WHAT IS BEING ASKED → Repeat the listing in full. Nothing may be added or left out.

Collected data entries →
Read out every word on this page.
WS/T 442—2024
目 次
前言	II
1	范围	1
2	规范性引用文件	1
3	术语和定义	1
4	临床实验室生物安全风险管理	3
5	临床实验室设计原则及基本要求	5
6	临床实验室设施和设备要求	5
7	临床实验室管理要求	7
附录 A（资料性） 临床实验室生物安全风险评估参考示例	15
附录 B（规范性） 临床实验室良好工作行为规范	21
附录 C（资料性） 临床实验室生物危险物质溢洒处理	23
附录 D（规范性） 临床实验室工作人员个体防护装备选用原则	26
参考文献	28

ANSWER FOR THIS EXERCISE →
Read out every word on this page.
WS/T 442—2024
目 次
前言	II
1	范围	1
2	规范性引用文件	1
3	术语和定义	1
4	临床实验室生物安全风险管理	3
5	临床实验室设计原则及基本要求	5
6	临床实验室设施和设备要求	5
7	临床实验室管理要求	7
附录 A（资料性） 临床实验室生物安全风险评估参考示例	15
附录 B（规范性） 临床实验室良好工作行为规范	21
附录 C（资料性） 临床实验室生物危险物质溢洒处理	23
附录 D（规范性） 临床实验室工作人员个体防护装备选用原则	26
参考文献	28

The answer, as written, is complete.